Changing Me to We: We Should All Try Writing in the First Person Plural
Sharon Harrigan Recommends Stories Told From the Collective Perspective
I collect “we” voice narratives the way people like my brother collect wind-up phonographs. Sometimes it’s not the easiest or most convenient way to listen to music or write a book that produces the most memorable results. A Victrola has limitations—especially if, say, you want to rock out on a run. But the raw, visceral sound can make you feel like you’re in the presence of a live, quivering thing.
“We” narratives pose technical challenges too. A collective point of view emphasizes the group’s commonalities and downplays the individuals’ quirks—those distinguishing characteristics that make characters feel so real. But this change of perspective can reveal its own truths, as each book on this reading list shows. Like any unusual writing technique, the first person plural voice can feel gimmicky if it’s used to show off. To work, the point of view has to grow organically from the story itself. A successful “we” narrative is one that could not have been written any other way without becoming entirely different—and diminished.
I chose to write my novel Half in the plural voice of two identical twin sisters because I wanted to take the idea of platonic intimacy to its extreme. How close can one be to another person? Close enough that they both speak, think, and act as one. When the narrators can no longer suppress their individual differences, the voice has to break into two “I”s. Readers know from the beginning that the voice is unstable, and part of what drives the narrative tension is the suspense about what will cause the rupture.
The challenges were many, including keeping the girls tethered in heart and mind even when they were physically separate. But the benefits, I think, were even greater: By showing this extreme example of closeness, the reader experiences empathy in a raw, visceral way—kind of like music played on my brother’s Victrola.
Half falls into the category of “we” narrators telling their own story. The other category, narrators telling someone else’s, is probably better known because it’s what Jeffrey Eugenides uses in The Virgin Suicides. I’ll call this the “bystander” perspective, as Rufi Thorpe does in her own Literary Hub essay on the topic.

···

Work to be completed = Write out the essay on first-person plural narration word for word, from "The challenges were" up to and including "on the topic.". The listing that comes next has no connection to the essay on first-person plural narration.

Provided data =
···

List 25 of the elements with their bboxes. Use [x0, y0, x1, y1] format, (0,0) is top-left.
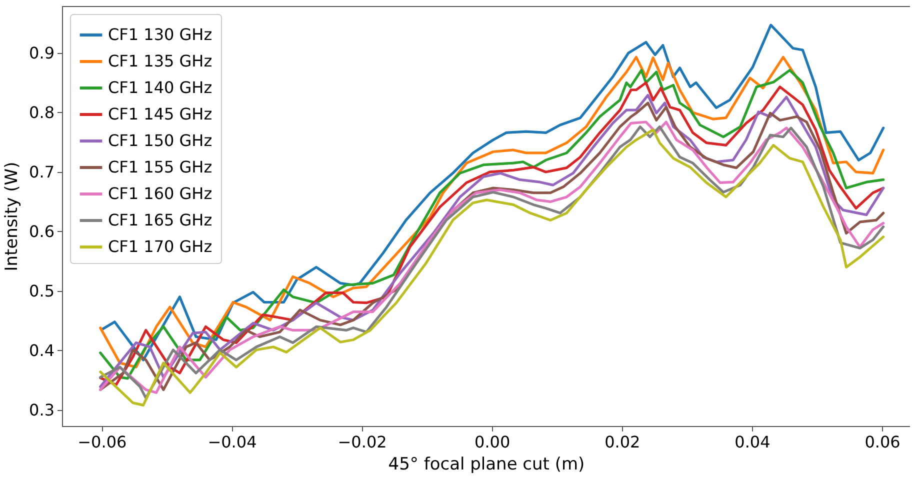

···

Exercise result =
The challenges were many, including keeping the girls tethered in heart and mind even when they were physically separate. But the benefits, I think, were even greater: By showing this extreme example of closeness, the reader experiences empathy in a raw, visceral way—kind of like music played on my brother’s Victrola.
Half falls into the category of “we” narrators telling their own story. The other category, narrators telling someone else’s, is probably better known because it’s what Jeffrey Eugenides uses in The Virgin Suicides. I’ll call this the “bystander” perspective, as Rufi Thorpe does in her own Literary Hub essay on the topic.